Your task:
Indicate only the number of lines in the listing below in which the word "this" appears.

Extracted material:

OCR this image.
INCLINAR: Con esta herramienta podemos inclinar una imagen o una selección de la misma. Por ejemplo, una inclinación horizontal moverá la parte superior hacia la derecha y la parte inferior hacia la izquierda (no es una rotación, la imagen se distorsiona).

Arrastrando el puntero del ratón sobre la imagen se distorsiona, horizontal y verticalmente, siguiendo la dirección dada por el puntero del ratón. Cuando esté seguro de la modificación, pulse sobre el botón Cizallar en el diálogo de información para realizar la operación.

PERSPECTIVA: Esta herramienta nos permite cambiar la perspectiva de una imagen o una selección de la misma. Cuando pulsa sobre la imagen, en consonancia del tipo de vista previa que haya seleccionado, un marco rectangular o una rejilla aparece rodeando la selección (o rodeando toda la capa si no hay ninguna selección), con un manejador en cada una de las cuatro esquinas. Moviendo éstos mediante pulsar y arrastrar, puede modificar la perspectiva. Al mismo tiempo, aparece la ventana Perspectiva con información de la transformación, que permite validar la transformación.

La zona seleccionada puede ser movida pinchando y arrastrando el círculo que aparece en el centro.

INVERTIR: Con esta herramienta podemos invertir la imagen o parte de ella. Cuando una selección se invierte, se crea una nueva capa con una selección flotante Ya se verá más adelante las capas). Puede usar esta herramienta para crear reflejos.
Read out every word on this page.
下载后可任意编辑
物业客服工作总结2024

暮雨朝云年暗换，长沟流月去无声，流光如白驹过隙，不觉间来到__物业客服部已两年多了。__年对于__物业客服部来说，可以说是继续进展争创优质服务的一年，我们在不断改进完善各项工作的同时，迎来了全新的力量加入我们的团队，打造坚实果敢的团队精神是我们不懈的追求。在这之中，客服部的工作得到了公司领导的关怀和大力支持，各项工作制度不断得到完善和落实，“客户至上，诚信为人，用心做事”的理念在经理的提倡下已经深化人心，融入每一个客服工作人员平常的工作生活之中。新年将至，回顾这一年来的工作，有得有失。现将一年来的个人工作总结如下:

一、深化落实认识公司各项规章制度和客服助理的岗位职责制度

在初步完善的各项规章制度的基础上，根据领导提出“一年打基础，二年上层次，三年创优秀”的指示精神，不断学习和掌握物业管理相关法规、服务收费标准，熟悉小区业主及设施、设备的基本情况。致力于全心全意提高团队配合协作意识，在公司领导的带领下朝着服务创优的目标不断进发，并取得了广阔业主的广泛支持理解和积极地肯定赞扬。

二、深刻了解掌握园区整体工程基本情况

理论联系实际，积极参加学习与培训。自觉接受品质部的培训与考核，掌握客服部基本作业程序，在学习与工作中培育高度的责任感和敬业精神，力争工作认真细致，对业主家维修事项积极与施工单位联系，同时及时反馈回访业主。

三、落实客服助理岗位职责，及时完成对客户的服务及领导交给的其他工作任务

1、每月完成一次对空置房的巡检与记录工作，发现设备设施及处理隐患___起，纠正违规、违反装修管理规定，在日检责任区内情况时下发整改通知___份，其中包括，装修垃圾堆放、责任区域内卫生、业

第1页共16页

The completed task:
2